Start of EXERCISE MATERIALS
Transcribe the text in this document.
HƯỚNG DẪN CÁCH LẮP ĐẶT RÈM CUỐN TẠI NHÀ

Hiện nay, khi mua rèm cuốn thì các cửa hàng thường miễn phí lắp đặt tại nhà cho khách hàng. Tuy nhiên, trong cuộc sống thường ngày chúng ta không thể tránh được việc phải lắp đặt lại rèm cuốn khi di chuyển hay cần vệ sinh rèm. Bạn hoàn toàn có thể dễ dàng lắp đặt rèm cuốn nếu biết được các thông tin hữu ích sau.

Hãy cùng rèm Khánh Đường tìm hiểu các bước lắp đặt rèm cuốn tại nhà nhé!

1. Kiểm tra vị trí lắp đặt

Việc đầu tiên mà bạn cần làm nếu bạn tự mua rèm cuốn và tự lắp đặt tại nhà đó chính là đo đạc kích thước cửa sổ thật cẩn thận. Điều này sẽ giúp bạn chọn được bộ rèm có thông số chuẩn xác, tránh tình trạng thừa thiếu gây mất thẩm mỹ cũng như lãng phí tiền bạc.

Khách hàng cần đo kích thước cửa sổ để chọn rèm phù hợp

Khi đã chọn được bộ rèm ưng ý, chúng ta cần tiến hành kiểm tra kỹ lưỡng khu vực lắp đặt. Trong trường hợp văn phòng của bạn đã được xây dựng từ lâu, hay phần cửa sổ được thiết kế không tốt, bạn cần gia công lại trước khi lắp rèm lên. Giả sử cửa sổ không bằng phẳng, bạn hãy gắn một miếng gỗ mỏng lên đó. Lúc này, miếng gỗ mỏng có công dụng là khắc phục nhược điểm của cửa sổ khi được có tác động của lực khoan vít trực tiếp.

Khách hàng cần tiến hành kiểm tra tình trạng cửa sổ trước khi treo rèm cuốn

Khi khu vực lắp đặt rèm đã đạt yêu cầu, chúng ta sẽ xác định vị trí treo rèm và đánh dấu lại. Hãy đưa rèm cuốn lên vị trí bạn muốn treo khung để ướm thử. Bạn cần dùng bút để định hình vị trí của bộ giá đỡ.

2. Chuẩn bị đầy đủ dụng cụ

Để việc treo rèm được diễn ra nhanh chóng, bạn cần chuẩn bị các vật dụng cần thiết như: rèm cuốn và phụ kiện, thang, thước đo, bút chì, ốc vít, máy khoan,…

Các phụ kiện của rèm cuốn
End of EXERCISE MATERIALS
WHAT TO WORK ON: All of the entries must be quoted exactly; please include each one.

SOLVED PROBLEM:
Transcribe the text in this document.
HƯỚNG DẪN CÁCH LẮP ĐẶT RÈM CUỐN TẠI NHÀ

Hiện nay, khi mua rèm cuốn thì các cửa hàng thường miễn phí lắp đặt tại nhà cho khách hàng. Tuy nhiên, trong cuộc sống thường ngày chúng ta không thể tránh được việc phải lắp đặt lại rèm cuốn khi di chuyển hay cần vệ sinh rèm. Bạn hoàn toàn có thể dễ dàng lắp đặt rèm cuốn nếu biết được các thông tin hữu ích sau.

Hãy cùng rèm Khánh Đường tìm hiểu các bước lắp đặt rèm cuốn tại nhà nhé!

1. Kiểm tra vị trí lắp đặt

Việc đầu tiên mà bạn cần làm nếu bạn tự mua rèm cuốn và tự lắp đặt tại nhà đó chính là đo đạc kích thước cửa sổ thật cẩn thận. Điều này sẽ giúp bạn chọn được bộ rèm có thông số chuẩn xác, tránh tình trạng thừa thiếu gây mất thẩm mỹ cũng như lãng phí tiền bạc.

Khách hàng cần đo kích thước cửa sổ để chọn rèm phù hợp

Khi đã chọn được bộ rèm ưng ý, chúng ta cần tiến hành kiểm tra kỹ lưỡng khu vực lắp đặt. Trong trường hợp văn phòng của bạn đã được xây dựng từ lâu, hay phần cửa sổ được thiết kế không tốt, bạn cần gia công lại trước khi lắp rèm lên. Giả sử cửa sổ không bằng phẳng, bạn hãy gắn một miếng gỗ mỏng lên đó. Lúc này, miếng gỗ mỏng có công dụng là khắc phục nhược điểm của cửa sổ khi được có tác động của lực khoan vít trực tiếp.

Khách hàng cần tiến hành kiểm tra tình trạng cửa sổ trước khi treo rèm cuốn

Khi khu vực lắp đặt rèm đã đạt yêu cầu, chúng ta sẽ xác định vị trí treo rèm và đánh dấu lại. Hãy đưa rèm cuốn lên vị trí bạn muốn treo khung để ướm thử. Bạn cần dùng bút để định hình vị trí của bộ giá đỡ.

2. Chuẩn bị đầy đủ dụng cụ

Để việc treo rèm được diễn ra nhanh chóng, bạn cần chuẩn bị các vật dụng cần thiết như: rèm cuốn và phụ kiện, thang, thước đo, bút chì, ốc vít, máy khoan,…

Các phụ kiện của rèm cuốn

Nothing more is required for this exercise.